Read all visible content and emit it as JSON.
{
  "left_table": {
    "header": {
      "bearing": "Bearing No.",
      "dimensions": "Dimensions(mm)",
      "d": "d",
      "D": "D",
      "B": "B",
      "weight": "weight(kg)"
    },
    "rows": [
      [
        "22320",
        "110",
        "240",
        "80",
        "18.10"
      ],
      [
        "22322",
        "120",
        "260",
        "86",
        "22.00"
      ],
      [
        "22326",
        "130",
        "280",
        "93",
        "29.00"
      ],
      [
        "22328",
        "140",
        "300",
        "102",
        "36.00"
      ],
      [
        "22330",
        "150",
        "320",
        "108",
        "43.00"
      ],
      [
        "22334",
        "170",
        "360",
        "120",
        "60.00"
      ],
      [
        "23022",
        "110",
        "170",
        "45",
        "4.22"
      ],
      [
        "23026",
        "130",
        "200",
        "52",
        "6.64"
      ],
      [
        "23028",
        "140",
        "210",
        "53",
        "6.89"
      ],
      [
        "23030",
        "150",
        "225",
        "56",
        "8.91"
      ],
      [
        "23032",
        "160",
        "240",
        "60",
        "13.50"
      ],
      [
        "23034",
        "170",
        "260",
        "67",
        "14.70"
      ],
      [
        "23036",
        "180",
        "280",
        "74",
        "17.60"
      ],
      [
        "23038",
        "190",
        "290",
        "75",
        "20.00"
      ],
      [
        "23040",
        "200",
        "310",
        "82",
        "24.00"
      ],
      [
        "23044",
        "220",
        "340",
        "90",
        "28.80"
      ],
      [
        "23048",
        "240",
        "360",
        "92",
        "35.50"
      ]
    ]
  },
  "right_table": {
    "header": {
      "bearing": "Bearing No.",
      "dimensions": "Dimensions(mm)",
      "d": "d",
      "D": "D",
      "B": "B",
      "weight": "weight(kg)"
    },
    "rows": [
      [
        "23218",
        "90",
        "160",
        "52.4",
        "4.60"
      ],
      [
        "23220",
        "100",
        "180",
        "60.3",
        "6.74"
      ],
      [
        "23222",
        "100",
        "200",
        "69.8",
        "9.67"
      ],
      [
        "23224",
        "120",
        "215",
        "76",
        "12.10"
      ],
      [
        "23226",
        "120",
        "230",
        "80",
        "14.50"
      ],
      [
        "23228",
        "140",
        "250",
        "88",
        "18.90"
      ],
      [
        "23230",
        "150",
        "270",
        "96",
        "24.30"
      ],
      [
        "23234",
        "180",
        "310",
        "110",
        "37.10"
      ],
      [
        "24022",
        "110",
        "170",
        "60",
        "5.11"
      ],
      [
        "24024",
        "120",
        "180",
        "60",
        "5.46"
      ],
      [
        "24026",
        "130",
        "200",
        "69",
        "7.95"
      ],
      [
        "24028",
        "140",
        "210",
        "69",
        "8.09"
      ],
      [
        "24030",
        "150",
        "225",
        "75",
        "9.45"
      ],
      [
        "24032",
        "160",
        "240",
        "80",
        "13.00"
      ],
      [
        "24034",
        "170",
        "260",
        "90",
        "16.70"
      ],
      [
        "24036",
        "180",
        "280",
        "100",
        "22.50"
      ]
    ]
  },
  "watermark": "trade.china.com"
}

» **EXERCISE DESCRIPTION**:
The entries above must be returned exactly.

» **THE RESPONSE**:
Read all visible content and emit it as JSON.
{
  "left_table": {
    "header": {
      "bearing": "Bearing No.",
      "dimensions": "Dimensions(mm)",
      "d": "d",
      "D": "D",
      "B": "B",
      "weight": "weight(kg)"
    },
    "rows": [
      [
        "22320",
        "110",
        "240",
        "80",
        "18.10"
      ],
      [
        "22322",
        "120",
        "260",
        "86",
        "22.00"
      ],
      [
        "22326",
        "130",
        "280",
        "93",
        "29.00"
      ],
      [
        "22328",
        "140",
        "300",
        "102",
        "36.00"
      ],
      [
        "22330",
        "150",
        "320",
        "108",
        "43.00"
      ],
      [
        "22334",
        "170",
        "360",
        "120",
        "60.00"
      ],
      [
        "23022",
        "110",
        "170",
        "45",
        "4.22"
      ],
      [
        "23026",
        "130",
        "200",
        "52",
        "6.64"
      ],
      [
        "23028",
        "140",
        "210",
        "53",
        "6.89"
      ],
      [
        "23030",
        "150",
        "225",
        "56",
        "8.91"
      ],
      [
        "23032",
        "160",
        "240",
        "60",
        "13.50"
      ],
      [
        "23034",
        "170",
        "260",
        "67",
        "14.70"
      ],
      [
        "23036",
        "180",
        "280",
        "74",
        "17.60"
      ],
      [
        "23038",
        "190",
        "290",
        "75",
        "20.00"
      ],
      [
        "23040",
        "200",
        "310",
        "82",
        "24.00"
      ],
      [
        "23044",
        "220",
        "340",
        "90",
        "28.80"
      ],
      [
        "23048",
        "240",
        "360",
        "92",
        "35.50"
      ]
    ]
  },
  "right_table": {
    "header": {
      "bearing": "Bearing No.",
      "dimensions": "Dimensions(mm)",
      "d": "d",
      "D": "D",
      "B": "B",
      "weight": "weight(kg)"
    },
    "rows": [
      [
        "23218",
        "90",
        "160",
        "52.4",
        "4.60"
      ],
      [
        "23220",
        "100",
        "180",
        "60.3",
        "6.74"
      ],
      [
        "23222",
        "100",
        "200",
        "69.8",
        "9.67"
      ],
      [
        "23224",
        "120",
        "215",
        "76",
        "12.10"
      ],
      [
        "23226",
        "120",
        "230",
        "80",
        "14.50"
      ],
      [
        "23228",
        "140",
        "250",
        "88",
        "18.90"
      ],
      [
        "23230",
        "150",
        "270",
        "96",
        "24.30"
      ],
      [
        "23234",
        "180",
        "310",
        "110",
        "37.10"
      ],
      [
        "24022",
        "110",
        "170",
        "60",
        "5.11"
      ],
      [
        "24024",
        "120",
        "180",
        "60",
        "5.46"
      ],
      [
        "24026",
        "130",
        "200",
        "69",
        "7.95"
      ],
      [
        "24028",
        "140",
        "210",
        "69",
        "8.09"
      ],
      [
        "24030",
        "150",
        "225",
        "75",
        "9.45"
      ],
      [
        "24032",
        "160",
        "240",
        "80",
        "13.00"
      ],
      [
        "24034",
        "170",
        "260",
        "90",
        "16.70"
      ],
      [
        "24036",
        "180",
        "280",
        "100",
        "22.50"
      ]
    ]
  },
  "watermark": "trade.china.com"
}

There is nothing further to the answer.